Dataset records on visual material
* start *

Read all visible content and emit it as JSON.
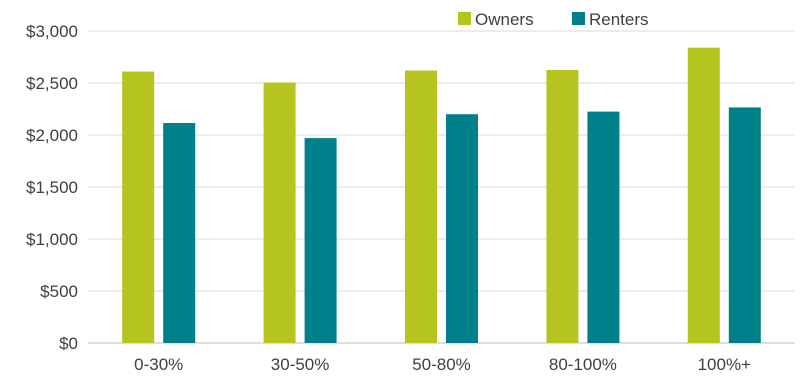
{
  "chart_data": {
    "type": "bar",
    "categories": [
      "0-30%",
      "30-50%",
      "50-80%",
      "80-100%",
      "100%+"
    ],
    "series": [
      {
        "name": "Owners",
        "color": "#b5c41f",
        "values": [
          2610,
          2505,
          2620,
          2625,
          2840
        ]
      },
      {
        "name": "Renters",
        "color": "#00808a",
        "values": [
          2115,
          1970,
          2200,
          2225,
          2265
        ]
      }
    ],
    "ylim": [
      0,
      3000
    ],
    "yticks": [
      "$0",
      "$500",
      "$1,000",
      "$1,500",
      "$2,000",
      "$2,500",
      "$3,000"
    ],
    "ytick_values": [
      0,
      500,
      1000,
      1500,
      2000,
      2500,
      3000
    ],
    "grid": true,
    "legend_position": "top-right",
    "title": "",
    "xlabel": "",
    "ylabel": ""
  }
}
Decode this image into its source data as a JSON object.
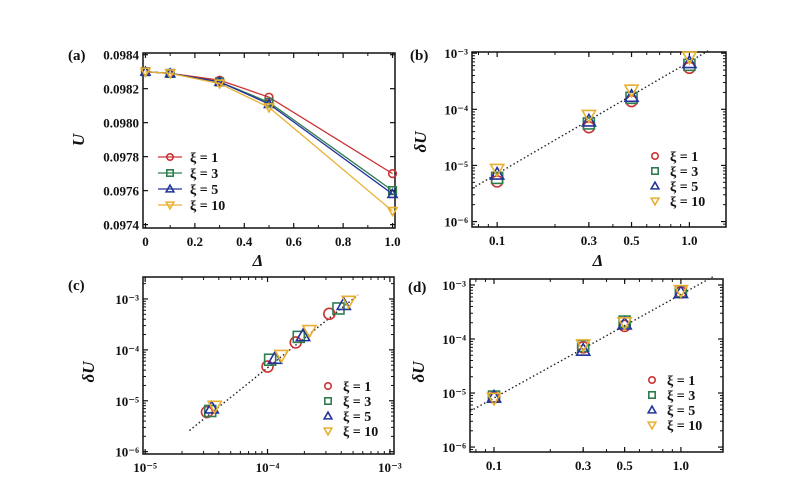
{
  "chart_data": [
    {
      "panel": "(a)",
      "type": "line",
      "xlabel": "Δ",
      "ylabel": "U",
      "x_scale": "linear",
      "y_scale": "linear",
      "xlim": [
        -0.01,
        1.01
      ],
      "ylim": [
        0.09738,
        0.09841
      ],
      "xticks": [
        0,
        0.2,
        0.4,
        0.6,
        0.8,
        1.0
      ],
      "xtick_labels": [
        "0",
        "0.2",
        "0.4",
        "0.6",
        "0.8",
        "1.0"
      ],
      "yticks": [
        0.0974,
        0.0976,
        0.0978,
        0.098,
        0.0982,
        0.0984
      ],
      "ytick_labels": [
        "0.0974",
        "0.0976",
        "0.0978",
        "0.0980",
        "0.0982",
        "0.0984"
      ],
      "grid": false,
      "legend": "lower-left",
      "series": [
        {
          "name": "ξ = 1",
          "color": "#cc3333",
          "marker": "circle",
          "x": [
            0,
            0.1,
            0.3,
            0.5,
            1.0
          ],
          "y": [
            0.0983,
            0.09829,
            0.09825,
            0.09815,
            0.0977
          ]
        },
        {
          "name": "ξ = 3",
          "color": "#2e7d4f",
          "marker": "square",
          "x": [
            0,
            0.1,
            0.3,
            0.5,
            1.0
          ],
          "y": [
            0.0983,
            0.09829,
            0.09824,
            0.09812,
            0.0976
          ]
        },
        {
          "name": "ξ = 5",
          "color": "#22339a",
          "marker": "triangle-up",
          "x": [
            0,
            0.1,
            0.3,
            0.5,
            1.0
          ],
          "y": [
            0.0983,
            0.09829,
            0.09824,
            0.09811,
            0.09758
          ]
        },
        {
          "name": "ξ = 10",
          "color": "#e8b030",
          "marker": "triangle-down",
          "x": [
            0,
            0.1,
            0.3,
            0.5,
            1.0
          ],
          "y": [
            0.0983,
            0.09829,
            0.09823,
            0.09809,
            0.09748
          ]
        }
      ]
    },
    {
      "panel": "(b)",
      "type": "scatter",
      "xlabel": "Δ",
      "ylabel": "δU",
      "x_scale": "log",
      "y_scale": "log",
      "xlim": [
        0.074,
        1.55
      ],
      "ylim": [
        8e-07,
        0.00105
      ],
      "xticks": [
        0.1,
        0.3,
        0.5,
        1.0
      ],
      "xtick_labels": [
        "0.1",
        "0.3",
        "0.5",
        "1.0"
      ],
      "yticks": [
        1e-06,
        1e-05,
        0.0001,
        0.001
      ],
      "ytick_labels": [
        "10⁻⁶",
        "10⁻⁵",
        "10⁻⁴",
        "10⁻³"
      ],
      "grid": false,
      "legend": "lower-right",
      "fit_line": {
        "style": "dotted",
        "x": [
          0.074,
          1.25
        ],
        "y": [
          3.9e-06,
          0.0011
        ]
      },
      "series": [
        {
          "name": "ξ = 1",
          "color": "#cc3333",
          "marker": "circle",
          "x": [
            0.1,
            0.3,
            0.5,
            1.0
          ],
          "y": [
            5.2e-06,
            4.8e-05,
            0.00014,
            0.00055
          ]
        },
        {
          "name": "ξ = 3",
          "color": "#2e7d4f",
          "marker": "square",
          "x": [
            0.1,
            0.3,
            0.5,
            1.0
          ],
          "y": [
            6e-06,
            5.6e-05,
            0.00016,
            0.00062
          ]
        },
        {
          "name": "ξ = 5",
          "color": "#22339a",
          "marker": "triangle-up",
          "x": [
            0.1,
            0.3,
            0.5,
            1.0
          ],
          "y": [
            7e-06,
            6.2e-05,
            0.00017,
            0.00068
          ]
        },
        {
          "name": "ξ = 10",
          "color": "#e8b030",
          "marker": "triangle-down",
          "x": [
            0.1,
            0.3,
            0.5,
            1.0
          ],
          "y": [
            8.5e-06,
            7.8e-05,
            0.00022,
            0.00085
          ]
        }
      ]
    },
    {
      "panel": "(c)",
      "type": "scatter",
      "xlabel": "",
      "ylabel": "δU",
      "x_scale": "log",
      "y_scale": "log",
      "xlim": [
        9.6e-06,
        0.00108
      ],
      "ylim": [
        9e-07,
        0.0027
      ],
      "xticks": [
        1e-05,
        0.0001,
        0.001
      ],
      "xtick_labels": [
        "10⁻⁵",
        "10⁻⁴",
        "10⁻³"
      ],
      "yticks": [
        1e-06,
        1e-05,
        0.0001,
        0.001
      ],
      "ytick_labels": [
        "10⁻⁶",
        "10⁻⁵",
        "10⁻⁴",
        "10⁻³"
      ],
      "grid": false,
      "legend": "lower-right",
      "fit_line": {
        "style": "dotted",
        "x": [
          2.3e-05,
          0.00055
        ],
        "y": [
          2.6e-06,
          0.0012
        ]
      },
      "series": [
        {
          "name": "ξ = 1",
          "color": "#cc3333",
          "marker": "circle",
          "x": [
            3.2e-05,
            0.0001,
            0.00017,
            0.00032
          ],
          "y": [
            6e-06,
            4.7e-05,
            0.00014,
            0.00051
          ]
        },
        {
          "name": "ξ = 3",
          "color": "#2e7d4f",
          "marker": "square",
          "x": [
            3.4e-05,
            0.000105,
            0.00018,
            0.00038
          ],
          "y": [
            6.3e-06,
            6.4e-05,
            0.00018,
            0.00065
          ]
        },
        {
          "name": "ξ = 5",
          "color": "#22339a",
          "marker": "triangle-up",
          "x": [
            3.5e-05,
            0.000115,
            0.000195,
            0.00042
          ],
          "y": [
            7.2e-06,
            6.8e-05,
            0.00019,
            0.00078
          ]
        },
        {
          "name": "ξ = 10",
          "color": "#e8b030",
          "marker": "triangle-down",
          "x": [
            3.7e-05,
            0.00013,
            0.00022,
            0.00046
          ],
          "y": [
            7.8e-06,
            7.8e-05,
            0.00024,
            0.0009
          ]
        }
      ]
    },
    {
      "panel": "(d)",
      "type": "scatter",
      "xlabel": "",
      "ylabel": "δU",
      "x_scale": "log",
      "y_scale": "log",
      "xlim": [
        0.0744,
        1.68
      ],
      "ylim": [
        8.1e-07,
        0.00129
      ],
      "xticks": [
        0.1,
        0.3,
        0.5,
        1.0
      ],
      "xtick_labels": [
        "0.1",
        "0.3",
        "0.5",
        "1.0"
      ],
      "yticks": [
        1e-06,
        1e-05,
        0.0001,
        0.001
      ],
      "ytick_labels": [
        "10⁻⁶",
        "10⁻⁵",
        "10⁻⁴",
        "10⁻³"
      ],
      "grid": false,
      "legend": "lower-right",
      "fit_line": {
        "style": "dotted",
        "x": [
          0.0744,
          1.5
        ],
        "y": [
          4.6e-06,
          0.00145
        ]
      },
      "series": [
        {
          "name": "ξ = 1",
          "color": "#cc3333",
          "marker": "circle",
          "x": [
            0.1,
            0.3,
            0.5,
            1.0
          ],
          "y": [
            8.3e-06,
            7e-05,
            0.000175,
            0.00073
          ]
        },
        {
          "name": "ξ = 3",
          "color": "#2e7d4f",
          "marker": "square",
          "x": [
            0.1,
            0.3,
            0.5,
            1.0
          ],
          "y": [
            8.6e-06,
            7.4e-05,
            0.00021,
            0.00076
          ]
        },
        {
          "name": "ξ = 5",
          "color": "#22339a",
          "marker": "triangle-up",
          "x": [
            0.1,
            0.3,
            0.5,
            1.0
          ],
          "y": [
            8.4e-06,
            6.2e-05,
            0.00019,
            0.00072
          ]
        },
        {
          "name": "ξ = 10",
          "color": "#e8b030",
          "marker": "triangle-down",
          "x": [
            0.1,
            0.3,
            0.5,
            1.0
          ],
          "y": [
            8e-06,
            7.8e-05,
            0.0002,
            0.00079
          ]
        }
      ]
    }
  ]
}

* end *

Short problem:
List the lines of the records where "JSON" occurs.

Result for this exercise:
Read all visible content and emit it as JSON.
Decode this image into its source data as a JSON object.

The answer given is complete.